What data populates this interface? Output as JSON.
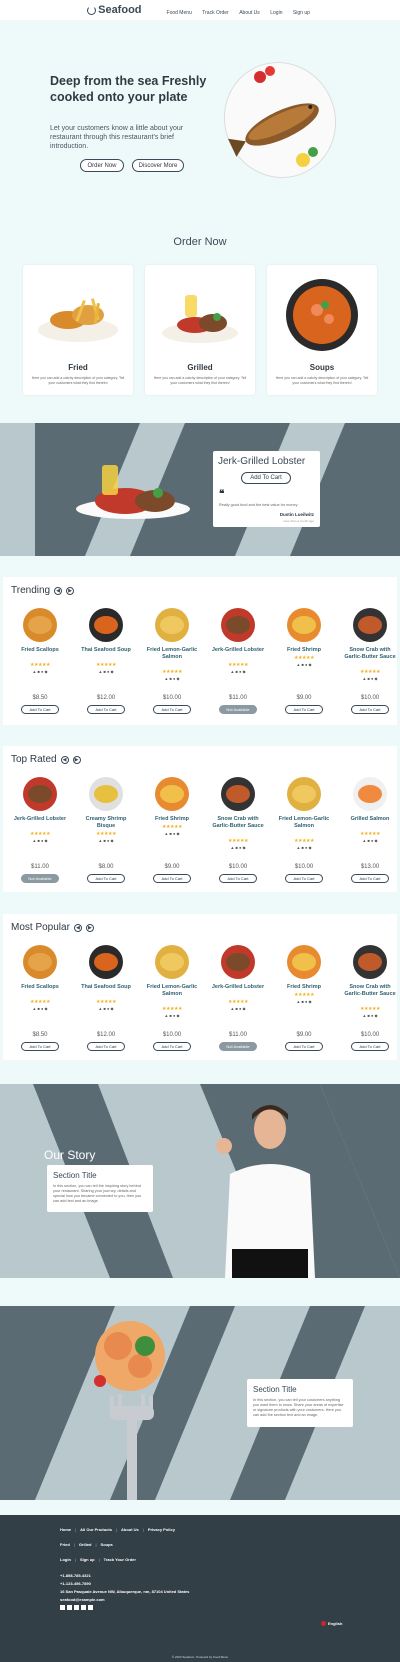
{
  "header": {
    "brand": "Seafood",
    "nav": [
      "Food Menu",
      "Track Order",
      "About Us",
      "Login",
      "Sign up"
    ]
  },
  "hero": {
    "heading": "Deep from the sea Freshly cooked onto your plate",
    "text": "Let your customers know a little about your restaurant through this restaurant's brief introduction.",
    "order_btn": "Order Now",
    "discover_btn": "Discover More"
  },
  "order_now": {
    "title": "Order Now",
    "categories": [
      {
        "title": "Fried",
        "desc": "Here you can add a catchy description of your category. Tell your customers what they find therein!"
      },
      {
        "title": "Grilled",
        "desc": "Here you can add a catchy description of your category. Tell your customers what they find therein!"
      },
      {
        "title": "Soups",
        "desc": "Here you can add a catchy description of your category. Tell your customers what they find therein!"
      }
    ]
  },
  "featured": {
    "title": "Jerk-Grilled Lobster",
    "cart_btn": "Add To Cart",
    "quote": "Really good food and the best value for money",
    "author": "Dustin Lueilwitz",
    "when": "more than a month ago"
  },
  "trending": {
    "title": "Trending",
    "items": [
      {
        "name": "Fried Scallops",
        "price": "$8.50",
        "btn": "Add To Cart",
        "available": true
      },
      {
        "name": "Thai Seafood Soup",
        "price": "$12.00",
        "btn": "Add To Cart",
        "available": true
      },
      {
        "name": "Fried Lemon-Garlic Salmon",
        "price": "$10.00",
        "btn": "Add To Cart",
        "available": true
      },
      {
        "name": "Jerk-Grilled Lobster",
        "price": "$11.00",
        "btn": "Not Available",
        "available": false
      },
      {
        "name": "Fried Shrimp",
        "price": "$9.00",
        "btn": "Add To Cart",
        "available": true
      },
      {
        "name": "Snow Crab with Garlic-Butter Sauce",
        "price": "$10.00",
        "btn": "Add To Cart",
        "available": true
      }
    ]
  },
  "top_rated": {
    "title": "Top Rated",
    "items": [
      {
        "name": "Jerk-Grilled Lobster",
        "price": "$11.00",
        "btn": "Not Available",
        "available": false
      },
      {
        "name": "Creamy Shrimp Bisque",
        "price": "$8.00",
        "btn": "Add To Cart",
        "available": true
      },
      {
        "name": "Fried Shrimp",
        "price": "$9.00",
        "btn": "Add To Cart",
        "available": true
      },
      {
        "name": "Snow Crab with Garlic-Butter Sauce",
        "price": "$10.00",
        "btn": "Add To Cart",
        "available": true
      },
      {
        "name": "Fried Lemon-Garlic Salmon",
        "price": "$10.00",
        "btn": "Add To Cart",
        "available": true
      },
      {
        "name": "Grilled Salmon",
        "price": "$13.00",
        "btn": "Add To Cart",
        "available": true
      }
    ]
  },
  "most_popular": {
    "title": "Most Popular",
    "items": [
      {
        "name": "Fried Scallops",
        "price": "$8.50",
        "btn": "Add To Cart",
        "available": true
      },
      {
        "name": "Thai Seafood Soup",
        "price": "$12.00",
        "btn": "Add To Cart",
        "available": true
      },
      {
        "name": "Fried Lemon-Garlic Salmon",
        "price": "$10.00",
        "btn": "Add To Cart",
        "available": true
      },
      {
        "name": "Jerk-Grilled Lobster",
        "price": "$11.00",
        "btn": "Not Available",
        "available": false
      },
      {
        "name": "Fried Shrimp",
        "price": "$9.00",
        "btn": "Add To Cart",
        "available": true
      },
      {
        "name": "Snow Crab with Garlic-Butter Sauce",
        "price": "$10.00",
        "btn": "Add To Cart",
        "available": true
      }
    ]
  },
  "story": {
    "heading": "Our Story",
    "card_title": "Section Title",
    "card_text": "In this section, you can tell the inspiring story behind your restaurant. Sharing your journey, details and special how you became connected to you, then you can add text and an image."
  },
  "story2": {
    "card_title": "Section Title",
    "card_text": "In this section, you can tell your customers anything you want them to know. Share your areas of expertise or signature products with your customers. Here you can add the section text and an image."
  },
  "footer": {
    "row1": [
      "Home",
      "All Our Products",
      "About Us",
      "Privacy Policy"
    ],
    "row2": [
      "Fried",
      "Grilled",
      "Soups"
    ],
    "row3": [
      "Login",
      "Sign up",
      "Track Your Order"
    ],
    "phone1": "+1-858-785-4321",
    "phone2": "+1-123-456-7890",
    "address": "16 San Pasquale Avenue NW, Albuquerque, nm, 87104 United States",
    "email": "seafood@example.com",
    "language": "English",
    "copyright": "© 2023 Seafood - Powered by Food Menu"
  },
  "colors": {
    "bg": "#eefafa",
    "dark": "#5b6b73",
    "light": "#b9c8cc",
    "star": "#f2b01e",
    "footer": "#333f47"
  }
}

+---+

THE TASK: Extract the text of all the records above verbatim, excluding pictures.

TASK ANSWER:
What data populates this interface? Output as JSON.
{
  "header": {
    "brand": "Seafood",
    "nav": [
      "Food Menu",
      "Track Order",
      "About Us",
      "Login",
      "Sign up"
    ]
  },
  "hero": {
    "heading": "Deep from the sea Freshly cooked onto your plate",
    "text": "Let your customers know a little about your restaurant through this restaurant's brief introduction.",
    "order_btn": "Order Now",
    "discover_btn": "Discover More"
  },
  "order_now": {
    "title": "Order Now",
    "categories": [
      {
        "title": "Fried",
        "desc": "Here you can add a catchy description of your category. Tell your customers what they find therein!"
      },
      {
        "title": "Grilled",
        "desc": "Here you can add a catchy description of your category. Tell your customers what they find therein!"
      },
      {
        "title": "Soups",
        "desc": "Here you can add a catchy description of your category. Tell your customers what they find therein!"
      }
    ]
  },
  "featured": {
    "title": "Jerk-Grilled Lobster",
    "cart_btn": "Add To Cart",
    "quote": "Really good food and the best value for money",
    "author": "Dustin Lueilwitz",
    "when": "more than a month ago"
  },
  "trending": {
    "title": "Trending",
    "items": [
      {
        "name": "Fried Scallops",
        "price": "$8.50",
        "btn": "Add To Cart",
        "available": true
      },
      {
        "name": "Thai Seafood Soup",
        "price": "$12.00",
        "btn": "Add To Cart",
        "available": true
      },
      {
        "name": "Fried Lemon-Garlic Salmon",
        "price": "$10.00",
        "btn": "Add To Cart",
        "available": true
      },
      {
        "name": "Jerk-Grilled Lobster",
        "price": "$11.00",
        "btn": "Not Available",
        "available": false
      },
      {
        "name": "Fried Shrimp",
        "price": "$9.00",
        "btn": "Add To Cart",
        "available": true
      },
      {
        "name": "Snow Crab with Garlic-Butter Sauce",
        "price": "$10.00",
        "btn": "Add To Cart",
        "available": true
      }
    ]
  },
  "top_rated": {
    "title": "Top Rated",
    "items": [
      {
        "name": "Jerk-Grilled Lobster",
        "price": "$11.00",
        "btn": "Not Available",
        "available": false
      },
      {
        "name": "Creamy Shrimp Bisque",
        "price": "$8.00",
        "btn": "Add To Cart",
        "available": true
      },
      {
        "name": "Fried Shrimp",
        "price": "$9.00",
        "btn": "Add To Cart",
        "available": true
      },
      {
        "name": "Snow Crab with Garlic-Butter Sauce",
        "price": "$10.00",
        "btn": "Add To Cart",
        "available": true
      },
      {
        "name": "Fried Lemon-Garlic Salmon",
        "price": "$10.00",
        "btn": "Add To Cart",
        "available": true
      },
      {
        "name": "Grilled Salmon",
        "price": "$13.00",
        "btn": "Add To Cart",
        "available": true
      }
    ]
  },
  "most_popular": {
    "title": "Most Popular",
    "items": [
      {
        "name": "Fried Scallops",
        "price": "$8.50",
        "btn": "Add To Cart",
        "available": true
      },
      {
        "name": "Thai Seafood Soup",
        "price": "$12.00",
        "btn": "Add To Cart",
        "available": true
      },
      {
        "name": "Fried Lemon-Garlic Salmon",
        "price": "$10.00",
        "btn": "Add To Cart",
        "available": true
      },
      {
        "name": "Jerk-Grilled Lobster",
        "price": "$11.00",
        "btn": "Not Available",
        "available": false
      },
      {
        "name": "Fried Shrimp",
        "price": "$9.00",
        "btn": "Add To Cart",
        "available": true
      },
      {
        "name": "Snow Crab with Garlic-Butter Sauce",
        "price": "$10.00",
        "btn": "Add To Cart",
        "available": true
      }
    ]
  },
  "story": {
    "heading": "Our Story",
    "card_title": "Section Title",
    "card_text": "In this section, you can tell the inspiring story behind your restaurant. Sharing your journey, details and special how you became connected to you, then you can add text and an image."
  },
  "story2": {
    "card_title": "Section Title",
    "card_text": "In this section, you can tell your customers anything you want them to know. Share your areas of expertise or signature products with your customers. Here you can add the section text and an image."
  },
  "footer": {
    "row1": [
      "Home",
      "All Our Products",
      "About Us",
      "Privacy Policy"
    ],
    "row2": [
      "Fried",
      "Grilled",
      "Soups"
    ],
    "row3": [
      "Login",
      "Sign up",
      "Track Your Order"
    ],
    "phone1": "+1-858-785-4321",
    "phone2": "+1-123-456-7890",
    "address": "16 San Pasquale Avenue NW, Albuquerque, nm, 87104 United States",
    "email": "seafood@example.com",
    "language": "English",
    "copyright": "© 2023 Seafood - Powered by Food Menu"
  },
  "colors": {
    "bg": "#eefafa",
    "dark": "#5b6b73",
    "light": "#b9c8cc",
    "star": "#f2b01e",
    "footer": "#333f47"
  }
}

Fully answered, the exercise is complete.